# Directions for this task
Look through the material below. Copy each line that contains the string "ylabel".

— begin Exercise materials —

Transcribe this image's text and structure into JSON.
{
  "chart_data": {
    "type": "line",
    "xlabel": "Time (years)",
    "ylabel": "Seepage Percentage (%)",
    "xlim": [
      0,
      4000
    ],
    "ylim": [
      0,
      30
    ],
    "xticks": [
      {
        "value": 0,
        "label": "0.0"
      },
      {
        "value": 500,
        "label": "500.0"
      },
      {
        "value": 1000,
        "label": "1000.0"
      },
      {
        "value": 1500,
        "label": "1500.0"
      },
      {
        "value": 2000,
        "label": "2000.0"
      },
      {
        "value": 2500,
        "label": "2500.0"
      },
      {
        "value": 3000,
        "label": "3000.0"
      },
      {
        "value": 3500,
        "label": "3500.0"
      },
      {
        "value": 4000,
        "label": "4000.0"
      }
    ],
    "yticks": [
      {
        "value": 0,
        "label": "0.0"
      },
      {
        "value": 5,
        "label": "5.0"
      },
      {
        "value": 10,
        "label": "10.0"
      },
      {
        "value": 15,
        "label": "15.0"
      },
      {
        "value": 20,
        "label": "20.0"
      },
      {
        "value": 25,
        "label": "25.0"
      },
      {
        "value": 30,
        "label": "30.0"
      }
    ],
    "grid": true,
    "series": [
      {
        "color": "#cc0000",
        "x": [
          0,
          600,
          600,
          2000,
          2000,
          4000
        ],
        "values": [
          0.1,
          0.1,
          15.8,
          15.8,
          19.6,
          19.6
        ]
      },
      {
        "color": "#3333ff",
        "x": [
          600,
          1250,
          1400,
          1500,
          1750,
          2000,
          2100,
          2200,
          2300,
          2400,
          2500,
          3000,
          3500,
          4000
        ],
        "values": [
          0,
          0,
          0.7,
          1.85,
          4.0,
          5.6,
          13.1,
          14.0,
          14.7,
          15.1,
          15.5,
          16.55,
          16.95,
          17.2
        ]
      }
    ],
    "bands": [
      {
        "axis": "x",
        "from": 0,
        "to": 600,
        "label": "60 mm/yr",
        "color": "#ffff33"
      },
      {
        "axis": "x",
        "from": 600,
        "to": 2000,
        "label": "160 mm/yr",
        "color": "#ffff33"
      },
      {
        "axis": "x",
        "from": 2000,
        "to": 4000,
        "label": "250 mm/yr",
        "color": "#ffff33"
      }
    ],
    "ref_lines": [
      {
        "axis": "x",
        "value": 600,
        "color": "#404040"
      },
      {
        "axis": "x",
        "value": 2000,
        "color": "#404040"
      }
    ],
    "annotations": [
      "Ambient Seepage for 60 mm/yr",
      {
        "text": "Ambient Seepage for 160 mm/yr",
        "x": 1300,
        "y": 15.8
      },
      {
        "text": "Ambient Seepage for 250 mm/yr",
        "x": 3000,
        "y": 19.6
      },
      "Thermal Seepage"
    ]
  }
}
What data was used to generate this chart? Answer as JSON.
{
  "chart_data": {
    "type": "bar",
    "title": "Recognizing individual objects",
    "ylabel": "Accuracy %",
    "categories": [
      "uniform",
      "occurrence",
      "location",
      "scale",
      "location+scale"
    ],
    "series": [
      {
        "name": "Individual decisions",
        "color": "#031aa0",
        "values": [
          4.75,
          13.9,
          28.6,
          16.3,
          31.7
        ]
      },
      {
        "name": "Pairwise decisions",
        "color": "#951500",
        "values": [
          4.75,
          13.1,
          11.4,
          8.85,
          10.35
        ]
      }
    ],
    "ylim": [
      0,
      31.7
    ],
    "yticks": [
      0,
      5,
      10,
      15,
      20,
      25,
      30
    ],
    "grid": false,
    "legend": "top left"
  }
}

— end Exercise materials —

# Answer
    "ylabel": "Seepage Percentage (%)",
    "ylabel": "Accuracy %",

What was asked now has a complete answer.